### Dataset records
+++

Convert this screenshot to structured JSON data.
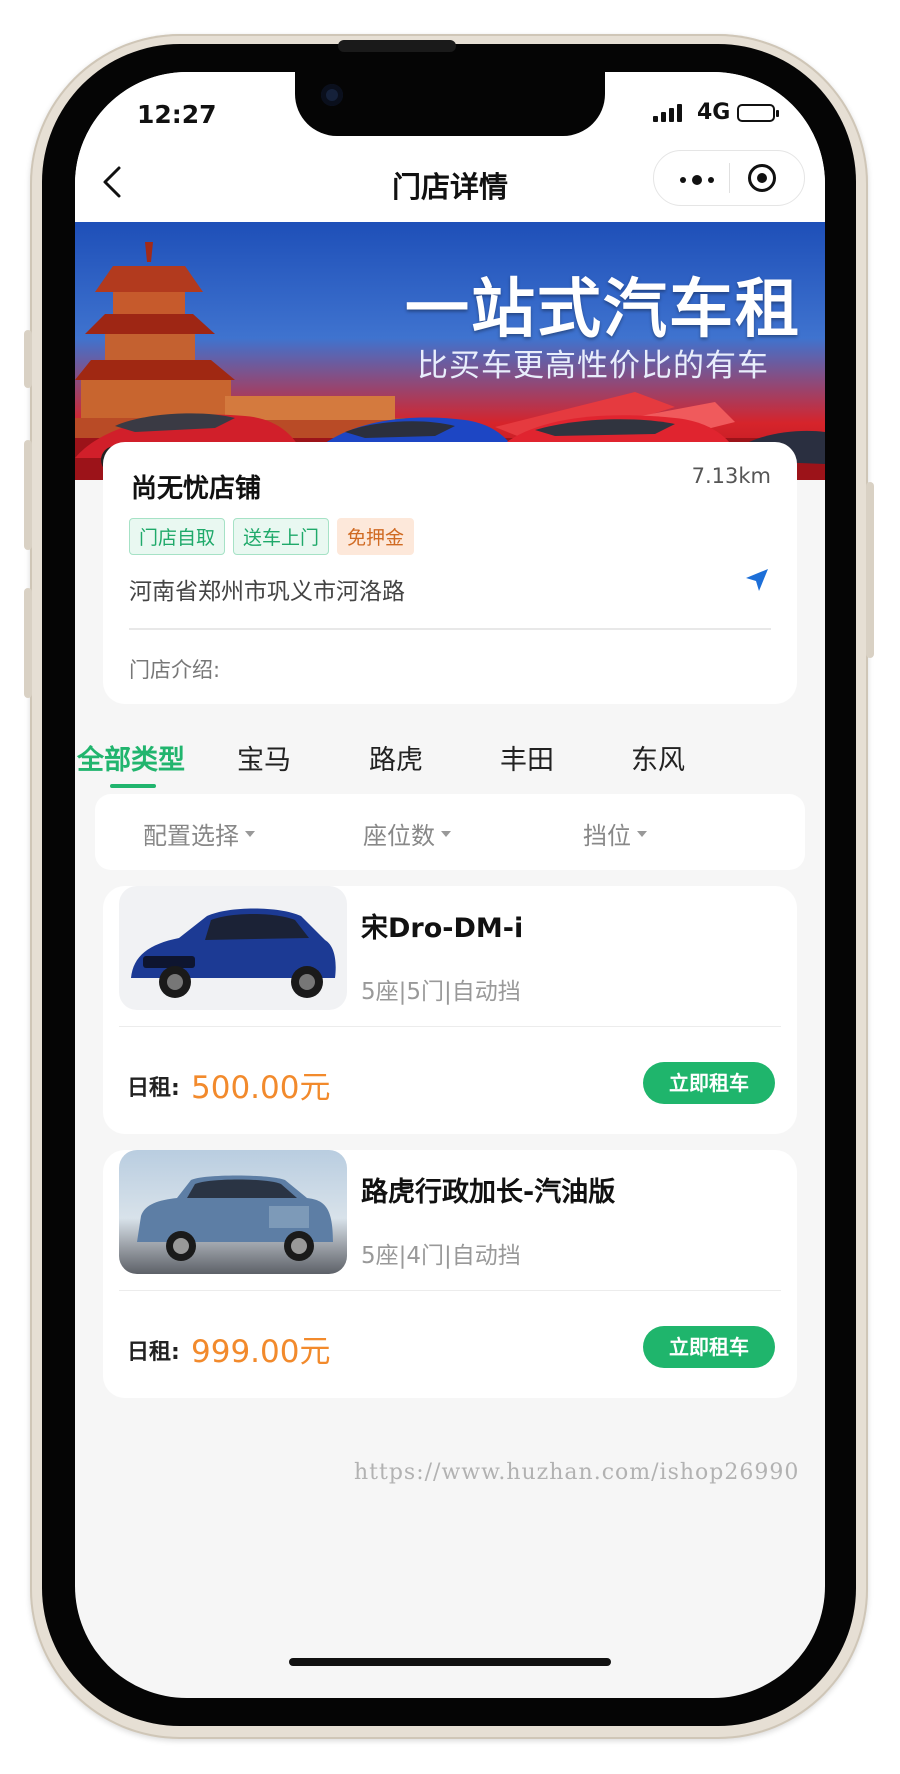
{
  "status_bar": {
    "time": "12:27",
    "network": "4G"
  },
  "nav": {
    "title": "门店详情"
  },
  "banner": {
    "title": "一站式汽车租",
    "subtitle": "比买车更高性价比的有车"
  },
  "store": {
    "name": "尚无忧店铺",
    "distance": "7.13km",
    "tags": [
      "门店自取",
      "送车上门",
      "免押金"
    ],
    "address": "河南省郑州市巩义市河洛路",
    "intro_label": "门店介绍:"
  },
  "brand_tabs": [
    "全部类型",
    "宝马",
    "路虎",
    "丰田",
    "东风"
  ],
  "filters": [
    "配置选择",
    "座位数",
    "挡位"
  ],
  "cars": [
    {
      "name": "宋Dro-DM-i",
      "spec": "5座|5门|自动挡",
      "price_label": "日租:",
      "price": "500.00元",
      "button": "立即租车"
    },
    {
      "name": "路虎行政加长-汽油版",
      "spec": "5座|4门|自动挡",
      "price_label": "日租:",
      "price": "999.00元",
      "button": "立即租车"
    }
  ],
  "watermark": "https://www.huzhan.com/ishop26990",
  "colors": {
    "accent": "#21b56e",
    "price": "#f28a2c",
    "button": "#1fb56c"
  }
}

+++

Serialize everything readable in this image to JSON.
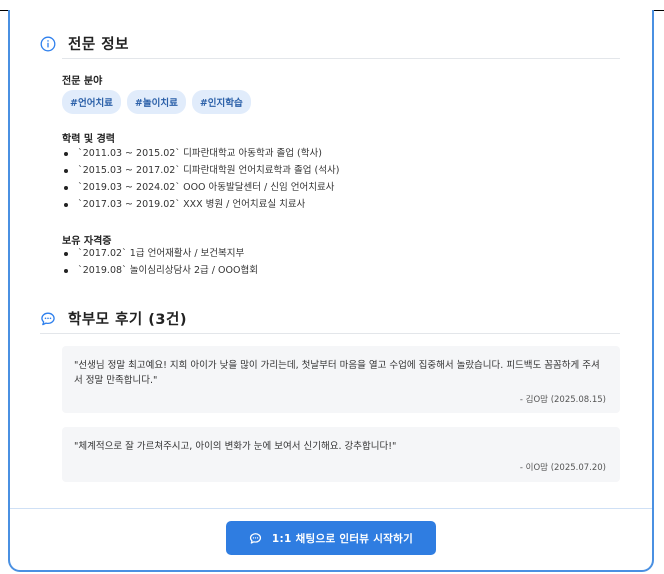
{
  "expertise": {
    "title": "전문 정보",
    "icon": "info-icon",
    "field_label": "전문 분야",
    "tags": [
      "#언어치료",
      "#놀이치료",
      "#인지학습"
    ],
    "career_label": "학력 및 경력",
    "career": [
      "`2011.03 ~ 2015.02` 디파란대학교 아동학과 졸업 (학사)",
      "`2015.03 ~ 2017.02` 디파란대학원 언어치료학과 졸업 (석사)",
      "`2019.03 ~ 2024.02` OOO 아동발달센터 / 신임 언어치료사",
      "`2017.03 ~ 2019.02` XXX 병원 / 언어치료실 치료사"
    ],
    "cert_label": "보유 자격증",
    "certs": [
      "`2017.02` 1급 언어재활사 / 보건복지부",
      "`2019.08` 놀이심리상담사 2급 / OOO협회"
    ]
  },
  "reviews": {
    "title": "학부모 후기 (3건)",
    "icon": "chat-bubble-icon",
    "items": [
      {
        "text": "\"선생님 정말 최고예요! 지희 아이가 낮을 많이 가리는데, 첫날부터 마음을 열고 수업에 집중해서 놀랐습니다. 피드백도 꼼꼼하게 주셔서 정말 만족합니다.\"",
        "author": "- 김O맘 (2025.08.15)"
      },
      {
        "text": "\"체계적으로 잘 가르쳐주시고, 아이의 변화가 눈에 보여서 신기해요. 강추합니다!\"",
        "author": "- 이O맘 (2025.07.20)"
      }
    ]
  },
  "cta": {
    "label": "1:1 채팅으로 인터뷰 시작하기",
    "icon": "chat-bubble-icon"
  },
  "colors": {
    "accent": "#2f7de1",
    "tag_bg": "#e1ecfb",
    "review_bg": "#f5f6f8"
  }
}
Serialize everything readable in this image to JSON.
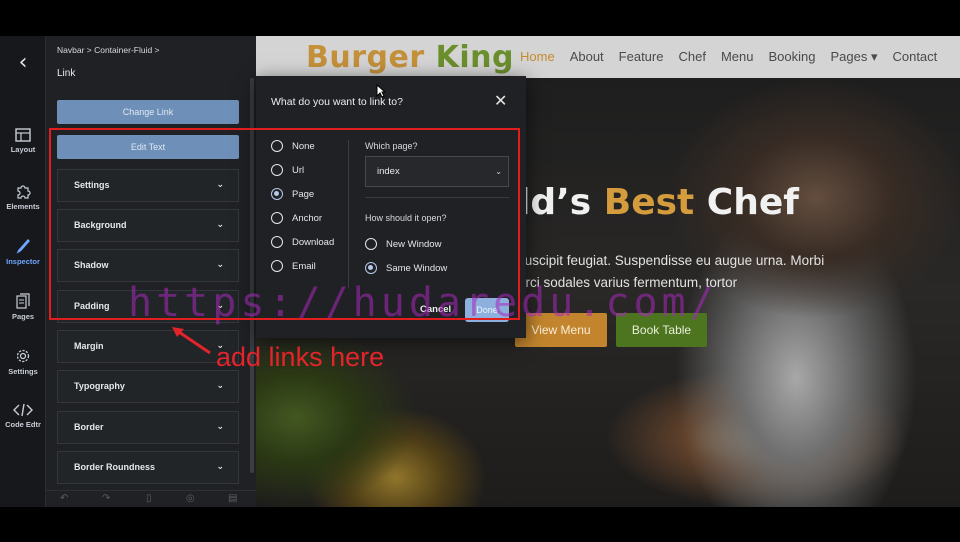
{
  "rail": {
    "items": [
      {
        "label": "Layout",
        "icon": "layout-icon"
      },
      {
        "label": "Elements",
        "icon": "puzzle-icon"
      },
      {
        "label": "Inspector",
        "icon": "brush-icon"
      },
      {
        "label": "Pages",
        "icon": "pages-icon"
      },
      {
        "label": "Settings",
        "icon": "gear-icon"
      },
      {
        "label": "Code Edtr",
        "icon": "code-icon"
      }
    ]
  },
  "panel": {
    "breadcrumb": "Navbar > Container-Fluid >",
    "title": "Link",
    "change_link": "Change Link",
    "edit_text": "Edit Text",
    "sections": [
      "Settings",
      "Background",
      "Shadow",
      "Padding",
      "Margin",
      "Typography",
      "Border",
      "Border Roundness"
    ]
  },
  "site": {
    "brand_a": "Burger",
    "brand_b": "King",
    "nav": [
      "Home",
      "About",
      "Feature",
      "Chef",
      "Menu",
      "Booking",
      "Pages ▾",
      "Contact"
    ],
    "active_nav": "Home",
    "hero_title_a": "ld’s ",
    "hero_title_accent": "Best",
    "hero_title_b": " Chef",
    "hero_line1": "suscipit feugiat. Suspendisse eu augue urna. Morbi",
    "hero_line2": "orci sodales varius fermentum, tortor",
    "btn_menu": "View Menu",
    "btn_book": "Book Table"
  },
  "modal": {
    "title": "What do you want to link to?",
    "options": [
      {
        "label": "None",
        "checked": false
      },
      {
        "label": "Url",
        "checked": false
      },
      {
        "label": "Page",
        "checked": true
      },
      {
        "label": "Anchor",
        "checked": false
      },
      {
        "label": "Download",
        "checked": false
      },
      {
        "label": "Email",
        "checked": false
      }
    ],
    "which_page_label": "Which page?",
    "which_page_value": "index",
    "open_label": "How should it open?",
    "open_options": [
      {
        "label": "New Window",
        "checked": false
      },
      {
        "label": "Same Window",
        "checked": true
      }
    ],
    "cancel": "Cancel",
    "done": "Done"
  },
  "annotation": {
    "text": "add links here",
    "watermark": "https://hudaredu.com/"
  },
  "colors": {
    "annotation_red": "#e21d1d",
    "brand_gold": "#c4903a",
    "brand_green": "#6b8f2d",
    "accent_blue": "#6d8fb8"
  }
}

+++

### PROMPT
Find the string "bubble" in the entries above and return each line that holds it.

### TASK SOLUTION
    "icon": "chat-bubble-icon",
    "icon": "chat-bubble-icon"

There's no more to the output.